*What you are asked to do*:
Each entry that follows is to be retyped exactly. Pictures do not belong in the copy.

*Dataset rows*:
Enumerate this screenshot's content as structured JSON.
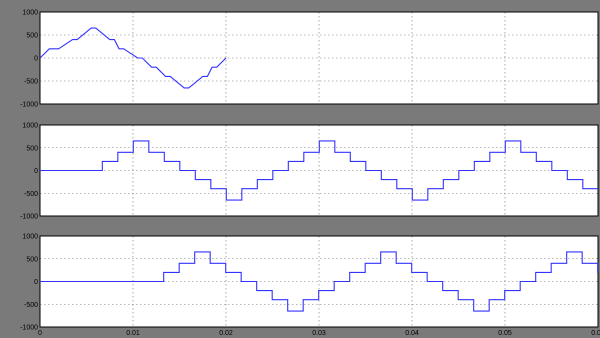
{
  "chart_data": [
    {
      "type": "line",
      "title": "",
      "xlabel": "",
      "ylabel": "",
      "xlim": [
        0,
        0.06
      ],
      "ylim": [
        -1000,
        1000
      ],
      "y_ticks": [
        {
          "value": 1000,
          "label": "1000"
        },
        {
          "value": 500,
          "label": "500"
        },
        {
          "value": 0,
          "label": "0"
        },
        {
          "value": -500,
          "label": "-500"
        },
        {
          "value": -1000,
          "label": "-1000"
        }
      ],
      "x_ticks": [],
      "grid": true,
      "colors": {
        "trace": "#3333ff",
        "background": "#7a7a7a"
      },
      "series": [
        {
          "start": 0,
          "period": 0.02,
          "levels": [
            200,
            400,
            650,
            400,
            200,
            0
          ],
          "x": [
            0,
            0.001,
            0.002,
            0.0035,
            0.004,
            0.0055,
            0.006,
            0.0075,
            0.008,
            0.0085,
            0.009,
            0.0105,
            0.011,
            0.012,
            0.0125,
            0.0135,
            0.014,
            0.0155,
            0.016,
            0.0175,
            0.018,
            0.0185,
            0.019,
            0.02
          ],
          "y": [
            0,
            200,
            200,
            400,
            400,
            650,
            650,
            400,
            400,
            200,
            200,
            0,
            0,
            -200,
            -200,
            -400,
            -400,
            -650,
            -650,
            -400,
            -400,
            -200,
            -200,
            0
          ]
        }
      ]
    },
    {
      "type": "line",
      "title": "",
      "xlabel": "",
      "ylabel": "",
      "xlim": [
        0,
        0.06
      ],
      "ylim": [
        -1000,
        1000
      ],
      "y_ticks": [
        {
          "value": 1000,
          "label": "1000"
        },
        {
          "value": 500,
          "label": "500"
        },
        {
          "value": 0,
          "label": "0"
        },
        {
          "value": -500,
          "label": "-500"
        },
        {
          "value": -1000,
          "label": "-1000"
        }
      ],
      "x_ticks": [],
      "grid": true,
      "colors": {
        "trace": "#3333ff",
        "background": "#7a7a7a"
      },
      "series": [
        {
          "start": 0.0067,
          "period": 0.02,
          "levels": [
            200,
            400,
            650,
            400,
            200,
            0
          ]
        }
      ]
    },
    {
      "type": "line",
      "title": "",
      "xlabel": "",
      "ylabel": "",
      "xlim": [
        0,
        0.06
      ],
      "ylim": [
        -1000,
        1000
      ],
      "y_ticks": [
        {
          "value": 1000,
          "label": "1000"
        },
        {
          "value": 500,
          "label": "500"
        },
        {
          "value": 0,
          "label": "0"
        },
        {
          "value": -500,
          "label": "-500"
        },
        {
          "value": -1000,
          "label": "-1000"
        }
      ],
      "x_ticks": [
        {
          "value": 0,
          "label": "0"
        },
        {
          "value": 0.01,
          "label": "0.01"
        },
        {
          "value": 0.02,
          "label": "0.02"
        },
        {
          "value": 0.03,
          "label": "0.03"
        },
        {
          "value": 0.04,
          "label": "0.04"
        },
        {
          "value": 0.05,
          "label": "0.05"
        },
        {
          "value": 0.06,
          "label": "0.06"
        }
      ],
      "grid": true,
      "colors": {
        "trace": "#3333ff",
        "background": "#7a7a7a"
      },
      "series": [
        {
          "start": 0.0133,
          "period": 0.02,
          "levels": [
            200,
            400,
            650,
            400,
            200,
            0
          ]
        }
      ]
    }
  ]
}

*Solution for this exercise*:
Enumerate this screenshot's content as structured JSON.
{
  "chart_data": [
    {
      "type": "line",
      "title": "",
      "xlabel": "",
      "ylabel": "",
      "xlim": [
        0,
        0.06
      ],
      "ylim": [
        -1000,
        1000
      ],
      "y_ticks": [
        {
          "value": 1000,
          "label": "1000"
        },
        {
          "value": 500,
          "label": "500"
        },
        {
          "value": 0,
          "label": "0"
        },
        {
          "value": -500,
          "label": "-500"
        },
        {
          "value": -1000,
          "label": "-1000"
        }
      ],
      "x_ticks": [],
      "grid": true,
      "colors": {
        "trace": "#3333ff",
        "background": "#7a7a7a"
      },
      "series": [
        {
          "start": 0,
          "period": 0.02,
          "levels": [
            200,
            400,
            650,
            400,
            200,
            0
          ],
          "x": [
            0,
            0.001,
            0.002,
            0.0035,
            0.004,
            0.0055,
            0.006,
            0.0075,
            0.008,
            0.0085,
            0.009,
            0.0105,
            0.011,
            0.012,
            0.0125,
            0.0135,
            0.014,
            0.0155,
            0.016,
            0.0175,
            0.018,
            0.0185,
            0.019,
            0.02
          ],
          "y": [
            0,
            200,
            200,
            400,
            400,
            650,
            650,
            400,
            400,
            200,
            200,
            0,
            0,
            -200,
            -200,
            -400,
            -400,
            -650,
            -650,
            -400,
            -400,
            -200,
            -200,
            0
          ]
        }
      ]
    },
    {
      "type": "line",
      "title": "",
      "xlabel": "",
      "ylabel": "",
      "xlim": [
        0,
        0.06
      ],
      "ylim": [
        -1000,
        1000
      ],
      "y_ticks": [
        {
          "value": 1000,
          "label": "1000"
        },
        {
          "value": 500,
          "label": "500"
        },
        {
          "value": 0,
          "label": "0"
        },
        {
          "value": -500,
          "label": "-500"
        },
        {
          "value": -1000,
          "label": "-1000"
        }
      ],
      "x_ticks": [],
      "grid": true,
      "colors": {
        "trace": "#3333ff",
        "background": "#7a7a7a"
      },
      "series": [
        {
          "start": 0.0067,
          "period": 0.02,
          "levels": [
            200,
            400,
            650,
            400,
            200,
            0
          ]
        }
      ]
    },
    {
      "type": "line",
      "title": "",
      "xlabel": "",
      "ylabel": "",
      "xlim": [
        0,
        0.06
      ],
      "ylim": [
        -1000,
        1000
      ],
      "y_ticks": [
        {
          "value": 1000,
          "label": "1000"
        },
        {
          "value": 500,
          "label": "500"
        },
        {
          "value": 0,
          "label": "0"
        },
        {
          "value": -500,
          "label": "-500"
        },
        {
          "value": -1000,
          "label": "-1000"
        }
      ],
      "x_ticks": [
        {
          "value": 0,
          "label": "0"
        },
        {
          "value": 0.01,
          "label": "0.01"
        },
        {
          "value": 0.02,
          "label": "0.02"
        },
        {
          "value": 0.03,
          "label": "0.03"
        },
        {
          "value": 0.04,
          "label": "0.04"
        },
        {
          "value": 0.05,
          "label": "0.05"
        },
        {
          "value": 0.06,
          "label": "0.06"
        }
      ],
      "grid": true,
      "colors": {
        "trace": "#3333ff",
        "background": "#7a7a7a"
      },
      "series": [
        {
          "start": 0.0133,
          "period": 0.02,
          "levels": [
            200,
            400,
            650,
            400,
            200,
            0
          ]
        }
      ]
    }
  ]
}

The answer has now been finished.